## [Arbeitsaufträge]
A. Gib aus dem Text über die Wetterlage den Abschnitt von „Wie diese Auswirkungen“ bis „5 Wochen fallen.“ wortgetreu aus.
B. Innerhalb welches Zeitraums fallen laut dem Text über die Wetterlage die Würfel?
C. Setze den Text über die Wetterlage im Anschluss an seinen letzten Satz fort.

## [Textauszug]
Eine Bauernregel beschreibt die Situation ganz gut: "Gibt es keinen Schnee bis Allerheiligen, so kommt auch keiner bis Martini." - soll heißen: Die Großwetterlage stellt sich einfach in der ersten November-Dekade nicht gerne um, aber dann. Wie schon im Video am Heustadl beschrieben, nimmt der Tiefdruckeinfluss in Mitteleuropa zu.
 
Wie diese Auswirkungen im Einzelnen ausfallen und was sich daraus ergibt, bleibt noch Spekulation; Beispiel: Wird die am Nordpol lungernde und sich weiter auskühlende Kaltluft über dem Norden Amerikas nach Süden gelenkt und entsteht ein Tief auf dem Atlantik, dann hat der Winter bei uns relativ schlechte Karten. Wird jedoch der Atlantik blockiert und weicht die Kaltluft ohne großes Bimmbammborium sonst nach Süden aus, beispielsweise über Eurasien, dann geht es in die andere Richtung. Und auch hier wären wir wieder bei der Hauptdiskussion "Wie wird der Winter." Die Würfel werden definitiv in den kommenden 4 bis 5 Wochen fallen.

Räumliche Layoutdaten
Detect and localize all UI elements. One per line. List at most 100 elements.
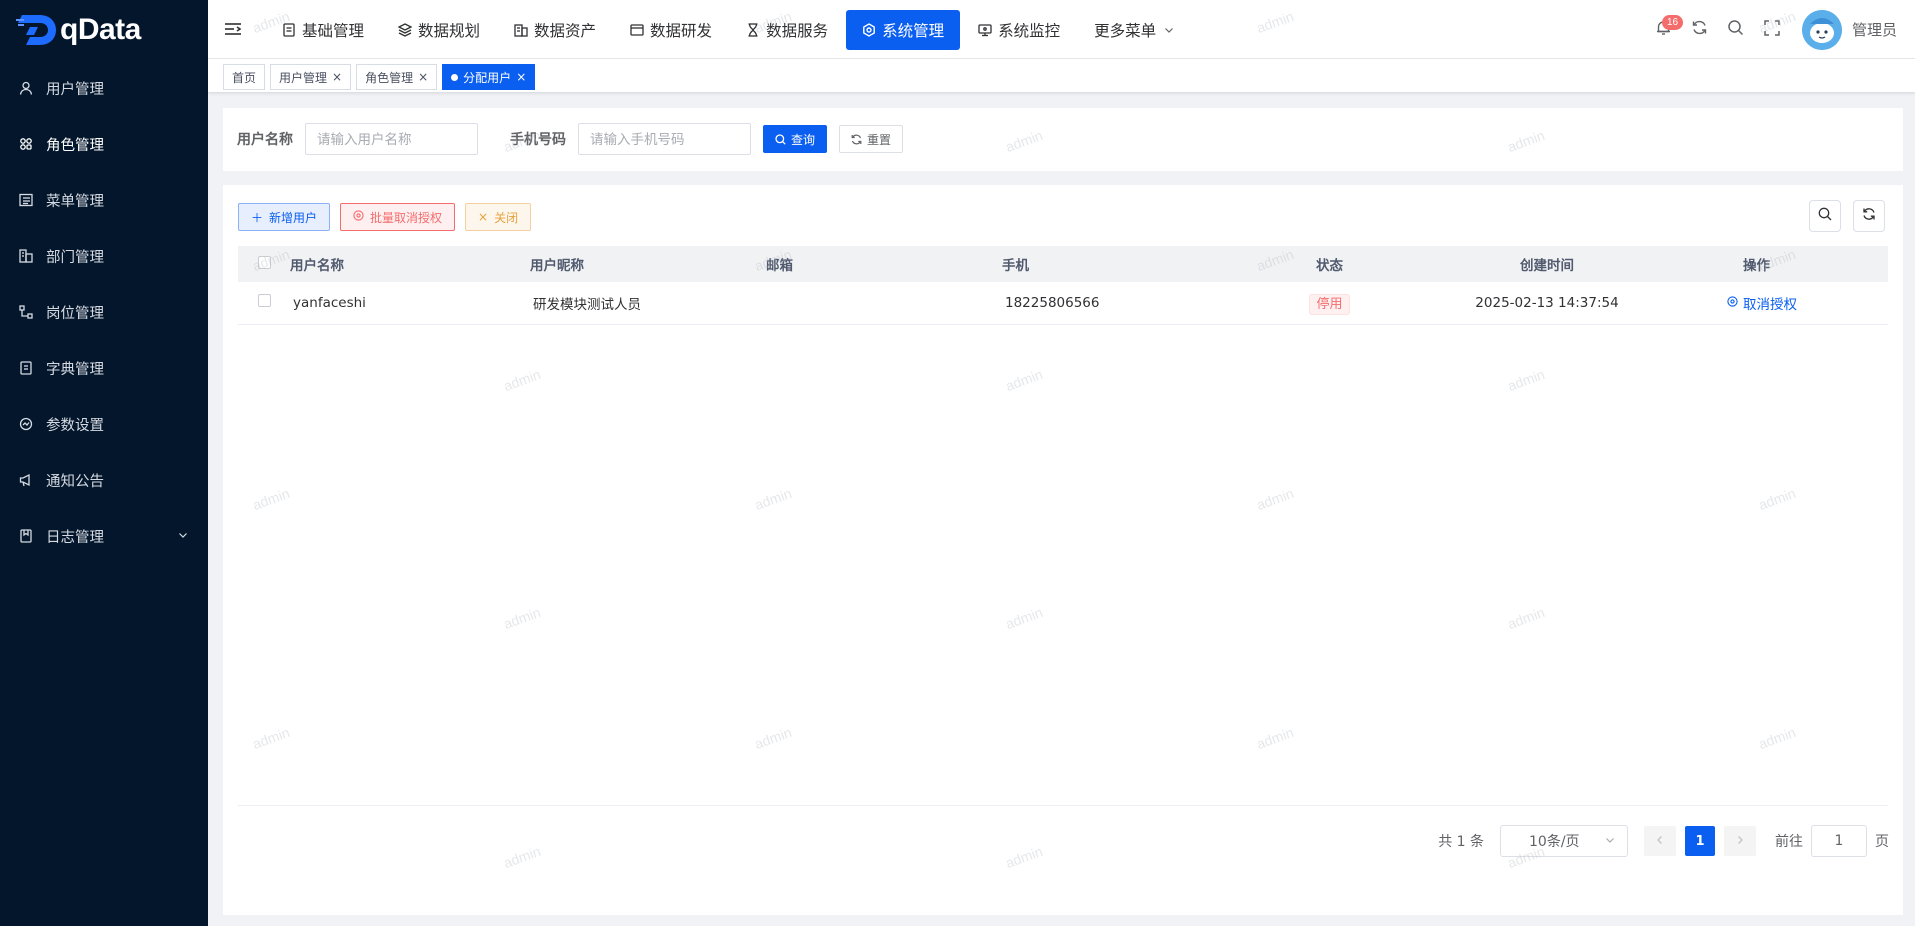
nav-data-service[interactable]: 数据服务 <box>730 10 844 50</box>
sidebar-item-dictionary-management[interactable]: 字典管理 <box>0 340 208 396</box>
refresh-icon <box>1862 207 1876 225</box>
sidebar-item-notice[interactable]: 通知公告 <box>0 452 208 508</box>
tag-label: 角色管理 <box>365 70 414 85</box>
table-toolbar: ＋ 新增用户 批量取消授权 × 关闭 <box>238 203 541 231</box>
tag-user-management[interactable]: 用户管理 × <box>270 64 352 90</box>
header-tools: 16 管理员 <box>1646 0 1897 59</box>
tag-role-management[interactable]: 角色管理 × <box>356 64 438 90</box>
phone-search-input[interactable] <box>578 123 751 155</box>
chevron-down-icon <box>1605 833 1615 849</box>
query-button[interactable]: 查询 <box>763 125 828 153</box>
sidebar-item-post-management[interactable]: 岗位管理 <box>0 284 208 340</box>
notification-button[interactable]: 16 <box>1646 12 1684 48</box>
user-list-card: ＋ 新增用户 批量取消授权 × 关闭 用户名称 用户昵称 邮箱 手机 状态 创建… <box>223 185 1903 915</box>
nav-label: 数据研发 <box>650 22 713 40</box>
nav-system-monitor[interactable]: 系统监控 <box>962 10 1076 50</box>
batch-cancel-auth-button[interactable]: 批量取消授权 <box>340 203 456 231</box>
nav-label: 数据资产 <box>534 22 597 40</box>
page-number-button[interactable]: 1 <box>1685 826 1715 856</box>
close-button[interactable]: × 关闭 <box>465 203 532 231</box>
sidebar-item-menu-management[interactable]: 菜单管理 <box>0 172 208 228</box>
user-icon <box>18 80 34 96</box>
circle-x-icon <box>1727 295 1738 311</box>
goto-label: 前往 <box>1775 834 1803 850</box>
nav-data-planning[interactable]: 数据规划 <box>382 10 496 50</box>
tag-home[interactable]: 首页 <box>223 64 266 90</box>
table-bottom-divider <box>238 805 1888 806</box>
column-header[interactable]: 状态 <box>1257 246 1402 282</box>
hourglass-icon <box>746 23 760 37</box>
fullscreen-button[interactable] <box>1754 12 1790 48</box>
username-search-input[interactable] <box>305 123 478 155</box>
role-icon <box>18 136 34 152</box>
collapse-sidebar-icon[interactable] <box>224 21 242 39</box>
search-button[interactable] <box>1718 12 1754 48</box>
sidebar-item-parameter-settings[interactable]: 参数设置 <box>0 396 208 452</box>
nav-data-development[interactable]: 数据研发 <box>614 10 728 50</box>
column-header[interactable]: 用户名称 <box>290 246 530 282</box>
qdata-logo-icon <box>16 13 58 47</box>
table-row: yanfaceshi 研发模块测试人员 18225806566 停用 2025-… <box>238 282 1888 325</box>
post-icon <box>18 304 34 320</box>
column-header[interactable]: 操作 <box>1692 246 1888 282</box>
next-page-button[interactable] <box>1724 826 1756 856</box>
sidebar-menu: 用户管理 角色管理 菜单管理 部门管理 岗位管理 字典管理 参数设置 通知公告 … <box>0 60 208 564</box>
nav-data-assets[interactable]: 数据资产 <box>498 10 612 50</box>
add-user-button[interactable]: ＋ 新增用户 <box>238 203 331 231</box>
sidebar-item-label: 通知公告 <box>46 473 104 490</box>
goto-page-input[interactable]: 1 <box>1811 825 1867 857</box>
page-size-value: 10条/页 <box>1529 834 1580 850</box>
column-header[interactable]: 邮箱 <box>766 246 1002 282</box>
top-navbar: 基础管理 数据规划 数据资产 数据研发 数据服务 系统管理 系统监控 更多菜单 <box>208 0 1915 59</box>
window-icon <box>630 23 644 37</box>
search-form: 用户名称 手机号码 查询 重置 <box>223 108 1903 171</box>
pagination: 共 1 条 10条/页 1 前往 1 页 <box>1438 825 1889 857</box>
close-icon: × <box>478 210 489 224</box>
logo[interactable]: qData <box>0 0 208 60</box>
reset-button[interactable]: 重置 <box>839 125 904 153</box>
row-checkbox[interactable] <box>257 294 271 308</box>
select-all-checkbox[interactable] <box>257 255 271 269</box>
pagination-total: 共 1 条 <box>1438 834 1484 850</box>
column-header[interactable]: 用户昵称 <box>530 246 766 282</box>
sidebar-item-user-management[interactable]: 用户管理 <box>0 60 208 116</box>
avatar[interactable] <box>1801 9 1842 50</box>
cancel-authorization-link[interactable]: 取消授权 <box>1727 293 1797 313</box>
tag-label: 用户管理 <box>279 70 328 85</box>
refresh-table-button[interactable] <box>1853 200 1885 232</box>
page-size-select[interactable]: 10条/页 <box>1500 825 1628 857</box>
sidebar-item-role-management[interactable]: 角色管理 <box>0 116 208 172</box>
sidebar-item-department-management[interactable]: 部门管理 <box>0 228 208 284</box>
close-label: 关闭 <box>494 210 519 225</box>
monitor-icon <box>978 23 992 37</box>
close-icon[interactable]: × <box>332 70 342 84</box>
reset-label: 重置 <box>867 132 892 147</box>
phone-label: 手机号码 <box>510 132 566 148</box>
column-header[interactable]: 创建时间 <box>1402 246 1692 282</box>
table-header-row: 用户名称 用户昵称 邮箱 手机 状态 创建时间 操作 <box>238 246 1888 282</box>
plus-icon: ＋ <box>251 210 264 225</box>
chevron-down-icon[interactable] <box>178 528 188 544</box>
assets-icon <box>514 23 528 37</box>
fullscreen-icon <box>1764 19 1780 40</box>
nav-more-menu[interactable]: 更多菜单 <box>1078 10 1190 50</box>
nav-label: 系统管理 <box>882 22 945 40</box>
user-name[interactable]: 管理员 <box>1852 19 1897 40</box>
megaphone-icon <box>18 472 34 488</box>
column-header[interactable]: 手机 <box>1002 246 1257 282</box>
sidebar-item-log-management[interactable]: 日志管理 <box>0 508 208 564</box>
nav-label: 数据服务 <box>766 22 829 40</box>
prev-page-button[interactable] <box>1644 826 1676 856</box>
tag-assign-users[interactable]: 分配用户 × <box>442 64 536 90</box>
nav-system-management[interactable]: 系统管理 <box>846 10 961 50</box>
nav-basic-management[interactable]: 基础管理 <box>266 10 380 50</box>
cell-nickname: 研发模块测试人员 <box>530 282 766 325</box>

## [Lösungen]
A.
Wie diese Auswirkungen im Einzelnen ausfallen und was sich daraus ergibt, bleibt noch Spekulation; Beispiel: Wird die am Nordpol lungernde und sich weiter auskühlende Kaltluft über dem Norden Amerikas nach Süden gelenkt und entsteht ein Tief auf dem Atlantik, dann hat der Winter bei uns relativ schlechte Karten. Wird jedoch der Atlantik blockiert und weicht die Kaltluft ohne großes Bimmbammborium sonst nach Süden aus, beispielsweise über Eurasien, dann geht es in die andere Richtung. Und auch hier wären wir wieder bei der Hauptdiskussion "Wie wird der Winter." Die Würfel werden definitiv in den kommenden 4 bis 5 Wochen fallen.

B. In den kommenden 4 bis 5 Wochen.

C.
Die ersten nennenswerten Tiefs beschäftigen uns am Freitag und Samstag in der Nordhälfte. Hier erwarten uns viele Wolken, zeitweilige Regenfälle und Wind. Südlich von Main und Mosel bleibt (noch) alles beim Alten mit viel Sonnenschein. Ungewöhnlich mild ist es dazu überall. Am Freitag sind es 12 bis 20, am Samstag 14 bis 22 Grad. Freunde, wir haben November. 14 bis 22 Grad sind eigentlich Spätsommertemperaturen von Ende September!
 
Wetterlage am Samstag

Am Sonntag verschwinden Regen, Gewölk und kurzzeitig auch Wind aus dem Norden und die Sonne setzt sich durch. Im Süden setzt sich das gemütliche "Nachsommer-Wetter" des Novembers fort. Mit etwas über 10 Grad an der Ostsee und rund 20 Grad im Südwesten bleiben wir auf End-September-Niveau.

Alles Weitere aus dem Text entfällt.